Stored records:

[start]

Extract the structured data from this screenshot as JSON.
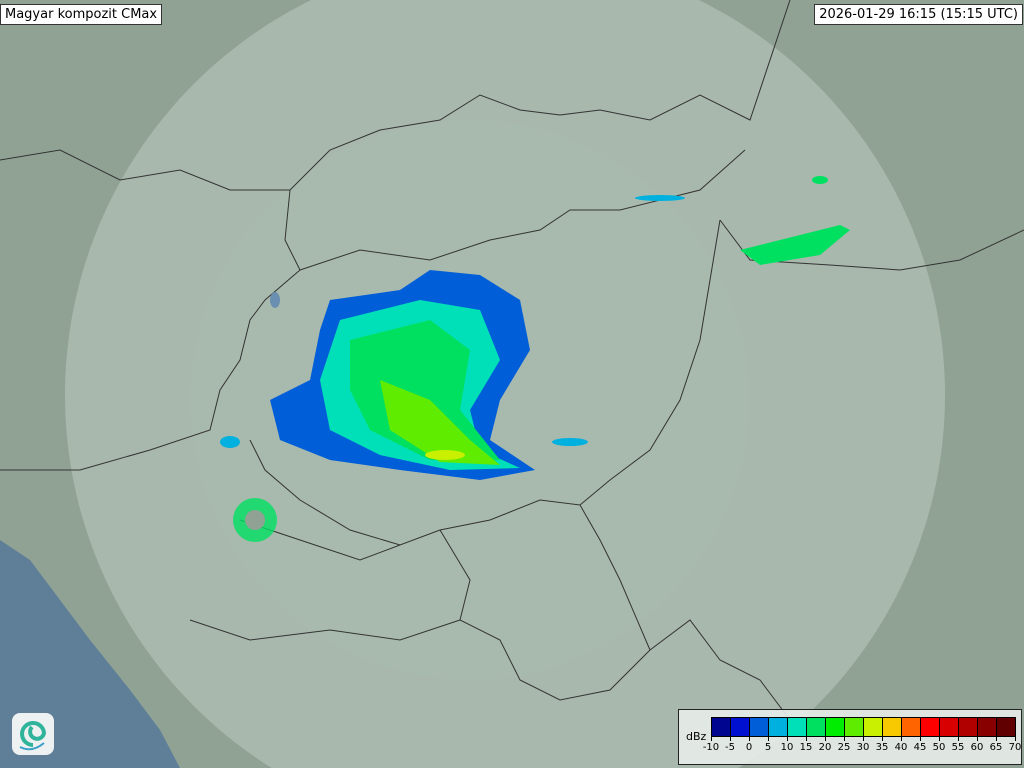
{
  "header": {
    "title": "Magyar kompozit  CMax",
    "timestamp": "2026-01-29 16:15 (15:15 UTC)"
  },
  "legend": {
    "unit": "dBz",
    "ticks": [
      "-10",
      "-5",
      "0",
      "5",
      "10",
      "15",
      "20",
      "25",
      "30",
      "35",
      "40",
      "45",
      "50",
      "55",
      "60",
      "65",
      "70"
    ],
    "colors": [
      "#00058f",
      "#0010d0",
      "#005ed8",
      "#00b0de",
      "#00e0b8",
      "#00e060",
      "#00ec00",
      "#60ec00",
      "#c8f000",
      "#f8c800",
      "#ff6400",
      "#ff0000",
      "#d80000",
      "#b00000",
      "#880000",
      "#600000"
    ]
  },
  "logo": {
    "icon": "omsz-swirl-logo"
  },
  "map": {
    "background": "#8fa294",
    "coverage_color": "#d8e2dc",
    "sea_color": "#5f7f98"
  }
}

[end]

» **Task details**
Using the data above, print every line exactly, omitting pictures.

» **Correct result**
Extract the structured data from this screenshot as JSON.
{
  "header": {
    "title": "Magyar kompozit  CMax",
    "timestamp": "2026-01-29 16:15 (15:15 UTC)"
  },
  "legend": {
    "unit": "dBz",
    "ticks": [
      "-10",
      "-5",
      "0",
      "5",
      "10",
      "15",
      "20",
      "25",
      "30",
      "35",
      "40",
      "45",
      "50",
      "55",
      "60",
      "65",
      "70"
    ],
    "colors": [
      "#00058f",
      "#0010d0",
      "#005ed8",
      "#00b0de",
      "#00e0b8",
      "#00e060",
      "#00ec00",
      "#60ec00",
      "#c8f000",
      "#f8c800",
      "#ff6400",
      "#ff0000",
      "#d80000",
      "#b00000",
      "#880000",
      "#600000"
    ]
  },
  "logo": {
    "icon": "omsz-swirl-logo"
  },
  "map": {
    "background": "#8fa294",
    "coverage_color": "#d8e2dc",
    "sea_color": "#5f7f98"
  }
}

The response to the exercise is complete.